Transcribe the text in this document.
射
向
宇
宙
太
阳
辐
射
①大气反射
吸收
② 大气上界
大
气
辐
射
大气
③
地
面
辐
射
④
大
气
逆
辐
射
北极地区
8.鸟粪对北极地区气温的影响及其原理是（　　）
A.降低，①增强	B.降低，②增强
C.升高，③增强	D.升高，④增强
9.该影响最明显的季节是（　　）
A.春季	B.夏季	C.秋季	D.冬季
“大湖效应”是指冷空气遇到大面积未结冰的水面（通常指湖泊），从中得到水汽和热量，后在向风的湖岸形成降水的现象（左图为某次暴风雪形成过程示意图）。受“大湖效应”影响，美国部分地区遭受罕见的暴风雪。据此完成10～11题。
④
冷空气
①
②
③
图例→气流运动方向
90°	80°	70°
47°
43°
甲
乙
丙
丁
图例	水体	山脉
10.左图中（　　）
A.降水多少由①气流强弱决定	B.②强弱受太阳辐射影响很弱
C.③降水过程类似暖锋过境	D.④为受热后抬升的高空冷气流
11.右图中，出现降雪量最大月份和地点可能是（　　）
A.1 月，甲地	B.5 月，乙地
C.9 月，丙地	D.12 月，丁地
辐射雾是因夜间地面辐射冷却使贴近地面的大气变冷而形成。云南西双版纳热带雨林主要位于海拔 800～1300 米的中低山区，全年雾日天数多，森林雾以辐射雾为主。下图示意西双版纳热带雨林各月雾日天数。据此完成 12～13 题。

==================================================

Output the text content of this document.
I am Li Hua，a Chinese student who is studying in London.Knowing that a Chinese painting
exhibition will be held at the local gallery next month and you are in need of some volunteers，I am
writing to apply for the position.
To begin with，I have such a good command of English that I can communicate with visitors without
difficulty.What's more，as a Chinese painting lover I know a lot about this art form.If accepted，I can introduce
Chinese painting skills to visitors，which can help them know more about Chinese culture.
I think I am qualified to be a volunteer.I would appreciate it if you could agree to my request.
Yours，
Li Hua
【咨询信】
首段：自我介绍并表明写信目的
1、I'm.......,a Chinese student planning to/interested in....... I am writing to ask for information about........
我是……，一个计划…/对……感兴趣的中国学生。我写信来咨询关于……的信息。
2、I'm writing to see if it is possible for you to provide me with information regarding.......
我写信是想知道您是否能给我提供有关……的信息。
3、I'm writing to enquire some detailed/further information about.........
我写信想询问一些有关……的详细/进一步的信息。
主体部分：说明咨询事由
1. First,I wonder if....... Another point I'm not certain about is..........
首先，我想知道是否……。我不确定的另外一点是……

==================================================

#### What to do
Read the data above. Pull out each line in which the string "with" appears.

#### Answer to this task
To begin with，I have such a good command of English that I can communicate with visitors without
2、I'm writing to see if it is possible for you to provide me with information regarding.......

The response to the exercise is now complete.